**WRITTEN PROBLEM**
Rewrite the records below as a Markdown table with two columns, Row and Line. Number each line in order and leave out blank lines.

[Layout coordinate data]
################
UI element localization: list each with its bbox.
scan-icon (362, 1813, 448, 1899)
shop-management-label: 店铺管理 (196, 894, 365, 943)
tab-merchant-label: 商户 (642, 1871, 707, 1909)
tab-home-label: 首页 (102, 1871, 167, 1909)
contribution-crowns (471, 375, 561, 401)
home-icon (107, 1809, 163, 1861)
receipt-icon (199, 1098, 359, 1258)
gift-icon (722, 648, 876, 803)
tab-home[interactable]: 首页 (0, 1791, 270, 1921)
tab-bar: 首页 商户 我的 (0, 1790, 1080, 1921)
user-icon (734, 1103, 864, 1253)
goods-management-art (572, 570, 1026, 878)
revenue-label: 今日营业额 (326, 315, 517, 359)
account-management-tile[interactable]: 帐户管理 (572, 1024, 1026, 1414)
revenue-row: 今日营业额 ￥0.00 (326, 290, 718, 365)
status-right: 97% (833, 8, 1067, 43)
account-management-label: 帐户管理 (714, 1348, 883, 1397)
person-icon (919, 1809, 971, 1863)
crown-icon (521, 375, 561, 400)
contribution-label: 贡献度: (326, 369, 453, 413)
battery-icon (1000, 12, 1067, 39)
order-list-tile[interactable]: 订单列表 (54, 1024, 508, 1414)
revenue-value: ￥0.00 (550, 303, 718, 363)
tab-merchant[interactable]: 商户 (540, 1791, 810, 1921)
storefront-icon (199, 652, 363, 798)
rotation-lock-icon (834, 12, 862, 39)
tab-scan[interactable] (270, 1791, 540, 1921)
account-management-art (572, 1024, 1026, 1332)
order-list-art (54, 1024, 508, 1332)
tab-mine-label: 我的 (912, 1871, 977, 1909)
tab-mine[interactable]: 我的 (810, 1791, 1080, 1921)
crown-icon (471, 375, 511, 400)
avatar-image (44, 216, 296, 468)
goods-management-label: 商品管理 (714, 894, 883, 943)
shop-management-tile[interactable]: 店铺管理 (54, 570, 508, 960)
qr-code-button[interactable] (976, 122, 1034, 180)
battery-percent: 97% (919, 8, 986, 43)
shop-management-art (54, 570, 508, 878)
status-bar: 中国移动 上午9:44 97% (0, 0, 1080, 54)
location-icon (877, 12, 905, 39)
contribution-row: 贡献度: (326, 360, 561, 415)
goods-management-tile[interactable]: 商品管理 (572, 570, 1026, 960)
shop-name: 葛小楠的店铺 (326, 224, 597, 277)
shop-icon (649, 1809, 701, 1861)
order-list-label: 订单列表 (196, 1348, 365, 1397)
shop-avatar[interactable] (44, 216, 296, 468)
################
**SOLVED PROBLEM**
| Row | Line |
|---|---|
| 1 | UI element localization: list each with its bbox. |
| 2 | scan-icon (362, 1813, 448, 1899) |
| 3 | shop-management-label: 店铺管理 (196, 894, 365, 943) |
| 4 | tab-merchant-label: 商户 (642, 1871, 707, 1909) |
| 5 | tab-home-label: 首页 (102, 1871, 167, 1909) |
| 6 | contribution-crowns (471, 375, 561, 401) |
| 7 | home-icon (107, 1809, 163, 1861) |
| 8 | receipt-icon (199, 1098, 359, 1258) |
| 9 | gift-icon (722, 648, 876, 803) |
| 10 | tab-home[interactable]: 首页 (0, 1791, 270, 1921) |
| 11 | tab-bar: 首页 商户 我的 (0, 1790, 1080, 1921) |
| 12 | user-icon (734, 1103, 864, 1253) |
| 13 | goods-management-art (572, 570, 1026, 878) |
| 14 | revenue-label: 今日营业额 (326, 315, 517, 359) |
| 15 | account-management-tile[interactable]: 帐户管理 (572, 1024, 1026, 1414) |
| 16 | revenue-row: 今日营业额 ￥0.00 (326, 290, 718, 365) |
| 17 | status-right: 97% (833, 8, 1067, 43) |
| 18 | account-management-label: 帐户管理 (714, 1348, 883, 1397) |
| 19 | person-icon (919, 1809, 971, 1863) |
| 20 | crown-icon (521, 375, 561, 400) |
| 21 | contribution-label: 贡献度: (326, 369, 453, 413) |
| 22 | battery-icon (1000, 12, 1067, 39) |
| 23 | order-list-tile[interactable]: 订单列表 (54, 1024, 508, 1414) |
| 24 | revenue-value: ￥0.00 (550, 303, 718, 363) |
| 25 | tab-merchant[interactable]: 商户 (540, 1791, 810, 1921) |
| 26 | storefront-icon (199, 652, 363, 798) |
| 27 | rotation-lock-icon (834, 12, 862, 39) |
| 28 | tab-scan[interactable] (270, 1791, 540, 1921) |
| 29 | account-management-art (572, 1024, 1026, 1332) |
| 30 | order-list-art (54, 1024, 508, 1332) |
| 31 | tab-mine-label: 我的 (912, 1871, 977, 1909) |
| 32 | tab-mine[interactable]: 我的 (810, 1791, 1080, 1921) |
| 33 | crown-icon (471, 375, 511, 400) |
| 34 | avatar-image (44, 216, 296, 468) |
| 35 | goods-management-label: 商品管理 (714, 894, 883, 943) |
| 36 | shop-management-tile[interactable]: 店铺管理 (54, 570, 508, 960) |
| 37 | qr-code-button[interactable] (976, 122, 1034, 180) |
| 38 | battery-percent: 97% (919, 8, 986, 43) |
| 39 | shop-management-art (54, 570, 508, 878) |
| 40 | status-bar: 中国移动 上午9:44 97% (0, 0, 1080, 54) |
| 41 | location-icon (877, 12, 905, 39) |
| 42 | contribution-row: 贡献度: (326, 360, 561, 415) |
| 43 | goods-management-tile[interactable]: 商品管理 (572, 570, 1026, 960) |
| 44 | shop-name: 葛小楠的店铺 (326, 224, 597, 277) |
| 45 | shop-icon (649, 1809, 701, 1861) |
| 46 | order-list-label: 订单列表 (196, 1348, 365, 1397) |
| 47 | shop-avatar[interactable] (44, 216, 296, 468) |